**Text section:**
Figure 2 – Dog-like robot ‘Spot’ in a park in Singapore

3) Monitoring Remote Patients As we have mentioned in our earlier blogs, the era of 5G Technology is almost here and telemedicine is keeping up with this fast pace of technology. Not to our surprise, even tech giants like Google do not want to miss out on this golden opportunity. Google (United States), recently, filed a patent (US20200196915A1) for an invention which uses active InfraRed radiations on its subject patient to monitor his sleep. Using this invention, the breathing rate and heart rate can also be monitored. Similarly, Chinese medical association has released number of inventions related to remote monitoring and nursing system for liver transplantation patients. Such monitoring of patients remotely can compensate for the shortage of nurses and also ensures social distancing during the pandemic times.

4) Is it possible to provide practical trainings during this pandemic? While the pandemic has put a halt on all kinds of practical trainings, telemedicine provides a solution to this problem statement as well. Countries like China have come up with models (CN210200024U) like point to point telemedicine teaching devices which enables new doctors to quickly and skilfully perform complicated operations like that of heart and other complicated organs. It also enables them to do repeated practices of operations at the convenience of their homes on models which resemble the real organs (shown in Figure 3). This will also help to meet the large demand for skilled doctors. These smaller steps that we are taking every day are giant leaps in the scientific world, as they prepare us to fight against situations like COVID-19.

Figure 3 – Doctors practising on a model human

5) Non-Invasive Glucose Monitoring Let us take another application of Tele-medicine where glucose monitoring of patients is done remotely. Currently, the people who suffer from diabetes use a blood glucose monitoring method. This kind of method may discourage patients to check sugar level regularly. But what if we tell you, all you have to do in this non- invasive method, is open your eyes and look. Seems unbelievably easy, right? This is done by analyzing the optical angular difference and the energy difference obtained using the method. The credit for this non-invasive glucose monitoring method goes to the Taiwan Biophotonic Corporation, for which their patent (Patent No. – US10631763B2) was recently granted. Another company working to develop a non-invasive way to measure blood glucose levels using an optical device is Lein Applied Diagnostics.

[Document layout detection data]
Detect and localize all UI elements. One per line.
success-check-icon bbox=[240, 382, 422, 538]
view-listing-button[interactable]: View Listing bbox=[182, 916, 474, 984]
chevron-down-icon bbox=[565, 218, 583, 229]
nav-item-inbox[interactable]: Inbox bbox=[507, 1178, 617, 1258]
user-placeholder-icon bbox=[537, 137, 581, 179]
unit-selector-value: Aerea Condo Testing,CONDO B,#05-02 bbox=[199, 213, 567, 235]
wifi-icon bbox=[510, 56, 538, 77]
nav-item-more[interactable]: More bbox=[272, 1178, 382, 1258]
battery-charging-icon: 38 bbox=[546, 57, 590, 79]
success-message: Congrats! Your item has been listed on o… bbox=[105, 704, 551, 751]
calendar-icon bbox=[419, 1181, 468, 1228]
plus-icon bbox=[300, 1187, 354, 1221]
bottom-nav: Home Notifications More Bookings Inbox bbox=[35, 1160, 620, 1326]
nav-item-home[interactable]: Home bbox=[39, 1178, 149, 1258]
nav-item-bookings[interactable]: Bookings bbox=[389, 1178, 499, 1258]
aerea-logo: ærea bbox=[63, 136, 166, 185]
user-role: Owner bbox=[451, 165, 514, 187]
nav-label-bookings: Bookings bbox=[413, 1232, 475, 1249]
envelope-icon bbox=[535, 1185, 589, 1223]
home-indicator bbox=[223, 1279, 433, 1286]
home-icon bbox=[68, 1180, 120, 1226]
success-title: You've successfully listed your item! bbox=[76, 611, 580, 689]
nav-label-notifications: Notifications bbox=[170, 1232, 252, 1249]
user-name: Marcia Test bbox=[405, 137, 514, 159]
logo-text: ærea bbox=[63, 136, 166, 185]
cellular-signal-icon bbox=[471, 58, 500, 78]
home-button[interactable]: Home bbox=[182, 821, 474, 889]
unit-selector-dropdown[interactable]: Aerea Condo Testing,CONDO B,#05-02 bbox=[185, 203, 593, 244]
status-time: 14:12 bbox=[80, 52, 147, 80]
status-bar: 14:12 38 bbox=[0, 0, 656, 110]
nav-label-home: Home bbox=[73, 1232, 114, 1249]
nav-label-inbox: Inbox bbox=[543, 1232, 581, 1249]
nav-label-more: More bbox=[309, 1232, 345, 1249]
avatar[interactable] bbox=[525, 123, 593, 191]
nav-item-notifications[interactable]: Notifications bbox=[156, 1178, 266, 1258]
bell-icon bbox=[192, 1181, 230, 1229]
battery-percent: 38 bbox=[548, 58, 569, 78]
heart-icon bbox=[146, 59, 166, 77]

**Actions to take:**
**A.** Please quote the telemedicine text word for word, starting at "5) Non-Invasive Glucose" and ending at "Lein Applied Diagnostics.".
**B.** Extend the text on telemedicine past its last sentence.

**Responses:**
**A.**
5) Non-Invasive Glucose Monitoring Let us take another application of Tele-medicine where glucose monitoring of patients is done remotely. Currently, the people who suffer from diabetes use a blood glucose monitoring method. This kind of method may discourage patients to check sugar level regularly. But what if we tell you, all you have to do in this non- invasive method, is open your eyes and look. Seems unbelievably easy, right? This is done by analyzing the optical angular difference and the energy difference obtained using the method. The credit for this non-invasive glucose monitoring method goes to the Taiwan Biophotonic Corporation, for which their patent (Patent No. – US10631763B2) was recently granted. Another company working to develop a non-invasive way to measure blood glucose levels using an optical device is Lein Applied Diagnostics.

**B.**
While we discussed number of application areas of Tele-medicine, an additional dimension that is covered by Telemedicine is the factor of embarrassment or hesitation in patients. Certain diseases like AIDS, erectile dysfunction, etc. are considered taboo in the society and the patients suffering from it are often embarrassed to get themselves checked. Telemedicine provides the privacy that these patients require.

Telemedicine – A new normal for Healthcare
The COVID-19 pandemic has stretched healthcare systems to the brink. All our headlines might be occupied with Coronavirus, but patients are still getting sick due to other diseases and injuries. This has led doctors to look for other ways to treat them while minimizing contact. This is where Telehealth plays an imperative role. Start-ups like Teleclinic, Zavamed, Kaiku Health, and many more have boomed since the inception of COVID-19. Roy Schoenberg, CEO of Amwell, in a conversation with Healthcare Dive, said, “There are generations where nothing happens. There are decades where nothing happens. And there are weeks when decades happen and that’s exactly what we’ve gone through.”

Long story short, Telemedicine can be the new face of healthcare. We hope that you are keeping up with the pace!